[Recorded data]

********

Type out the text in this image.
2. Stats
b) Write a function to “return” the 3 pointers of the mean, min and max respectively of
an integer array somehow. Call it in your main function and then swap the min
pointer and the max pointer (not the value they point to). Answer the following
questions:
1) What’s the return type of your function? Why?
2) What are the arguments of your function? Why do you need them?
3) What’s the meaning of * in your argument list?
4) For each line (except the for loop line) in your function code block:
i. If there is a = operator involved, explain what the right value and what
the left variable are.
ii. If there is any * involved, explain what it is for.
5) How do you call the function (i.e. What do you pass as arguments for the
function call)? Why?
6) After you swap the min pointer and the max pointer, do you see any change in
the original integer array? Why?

********

◆ **TASK DESCRIPTION**: Locate the word "there" in the entries, and copy every line where it is found.

◆ **CORRECT RESULT**:
i. If there is a = operator involved, explain what the right value and what
ii. If there is any * involved, explain what it is for.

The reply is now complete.